── PROVIDED RECORDS ──

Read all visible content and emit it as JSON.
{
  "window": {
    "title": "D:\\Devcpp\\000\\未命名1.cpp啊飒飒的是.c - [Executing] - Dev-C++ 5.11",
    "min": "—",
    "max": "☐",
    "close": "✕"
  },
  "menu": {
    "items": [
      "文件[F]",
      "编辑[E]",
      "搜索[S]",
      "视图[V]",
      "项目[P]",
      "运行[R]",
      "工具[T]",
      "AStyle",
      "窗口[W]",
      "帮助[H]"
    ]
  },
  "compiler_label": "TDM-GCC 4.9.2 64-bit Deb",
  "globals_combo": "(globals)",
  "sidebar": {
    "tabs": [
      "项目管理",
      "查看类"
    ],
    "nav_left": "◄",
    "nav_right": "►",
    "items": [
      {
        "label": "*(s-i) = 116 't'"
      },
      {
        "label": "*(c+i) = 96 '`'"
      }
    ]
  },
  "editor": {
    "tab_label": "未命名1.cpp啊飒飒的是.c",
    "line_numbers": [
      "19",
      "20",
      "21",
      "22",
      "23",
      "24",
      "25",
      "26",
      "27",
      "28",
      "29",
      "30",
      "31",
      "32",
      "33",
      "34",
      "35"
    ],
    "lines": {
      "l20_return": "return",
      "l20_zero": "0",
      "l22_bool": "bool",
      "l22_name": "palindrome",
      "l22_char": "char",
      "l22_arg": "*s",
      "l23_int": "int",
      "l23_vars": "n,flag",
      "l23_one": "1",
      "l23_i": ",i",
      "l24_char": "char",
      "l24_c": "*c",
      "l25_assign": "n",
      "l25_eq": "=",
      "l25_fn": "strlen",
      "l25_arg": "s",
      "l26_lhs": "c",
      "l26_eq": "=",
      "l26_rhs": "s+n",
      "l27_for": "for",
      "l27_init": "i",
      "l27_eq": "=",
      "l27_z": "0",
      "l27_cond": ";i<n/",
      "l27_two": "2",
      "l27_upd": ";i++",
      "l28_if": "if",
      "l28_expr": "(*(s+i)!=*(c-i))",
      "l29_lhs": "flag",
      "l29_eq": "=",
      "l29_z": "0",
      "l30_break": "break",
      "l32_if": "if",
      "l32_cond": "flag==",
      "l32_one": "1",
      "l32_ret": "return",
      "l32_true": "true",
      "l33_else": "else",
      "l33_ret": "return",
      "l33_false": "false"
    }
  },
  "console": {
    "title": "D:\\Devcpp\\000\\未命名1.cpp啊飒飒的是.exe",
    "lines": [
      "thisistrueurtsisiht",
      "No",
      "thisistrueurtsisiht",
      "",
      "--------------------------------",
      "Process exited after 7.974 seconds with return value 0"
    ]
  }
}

───

# YOUR GOAL
Copy each line of the data exactly, leaving nothing out.

# REPLY
Read all visible content and emit it as JSON.
{
  "window": {
    "title": "D:\\Devcpp\\000\\未命名1.cpp啊飒飒的是.c - [Executing] - Dev-C++ 5.11",
    "min": "—",
    "max": "☐",
    "close": "✕"
  },
  "menu": {
    "items": [
      "文件[F]",
      "编辑[E]",
      "搜索[S]",
      "视图[V]",
      "项目[P]",
      "运行[R]",
      "工具[T]",
      "AStyle",
      "窗口[W]",
      "帮助[H]"
    ]
  },
  "compiler_label": "TDM-GCC 4.9.2 64-bit Deb",
  "globals_combo": "(globals)",
  "sidebar": {
    "tabs": [
      "项目管理",
      "查看类"
    ],
    "nav_left": "◄",
    "nav_right": "►",
    "items": [
      {
        "label": "*(s-i) = 116 't'"
      },
      {
        "label": "*(c+i) = 96 '`'"
      }
    ]
  },
  "editor": {
    "tab_label": "未命名1.cpp啊飒飒的是.c",
    "line_numbers": [
      "19",
      "20",
      "21",
      "22",
      "23",
      "24",
      "25",
      "26",
      "27",
      "28",
      "29",
      "30",
      "31",
      "32",
      "33",
      "34",
      "35"
    ],
    "lines": {
      "l20_return": "return",
      "l20_zero": "0",
      "l22_bool": "bool",
      "l22_name": "palindrome",
      "l22_char": "char",
      "l22_arg": "*s",
      "l23_int": "int",
      "l23_vars": "n,flag",
      "l23_one": "1",
      "l23_i": ",i",
      "l24_char": "char",
      "l24_c": "*c",
      "l25_assign": "n",
      "l25_eq": "=",
      "l25_fn": "strlen",
      "l25_arg": "s",
      "l26_lhs": "c",
      "l26_eq": "=",
      "l26_rhs": "s+n",
      "l27_for": "for",
      "l27_init": "i",
      "l27_eq": "=",
      "l27_z": "0",
      "l27_cond": ";i<n/",
      "l27_two": "2",
      "l27_upd": ";i++",
      "l28_if": "if",
      "l28_expr": "(*(s+i)!=*(c-i))",
      "l29_lhs": "flag",
      "l29_eq": "=",
      "l29_z": "0",
      "l30_break": "break",
      "l32_if": "if",
      "l32_cond": "flag==",
      "l32_one": "1",
      "l32_ret": "return",
      "l32_true": "true",
      "l33_else": "else",
      "l33_ret": "return",
      "l33_false": "false"
    }
  },
  "console": {
    "title": "D:\\Devcpp\\000\\未命名1.cpp啊飒飒的是.exe",
    "lines": [
      "thisistrueurtsisiht",
      "No",
      "thisistrueurtsisiht",
      "",
      "--------------------------------",
      "Process exited after 7.974 seconds with return value 0"
    ]
  }
}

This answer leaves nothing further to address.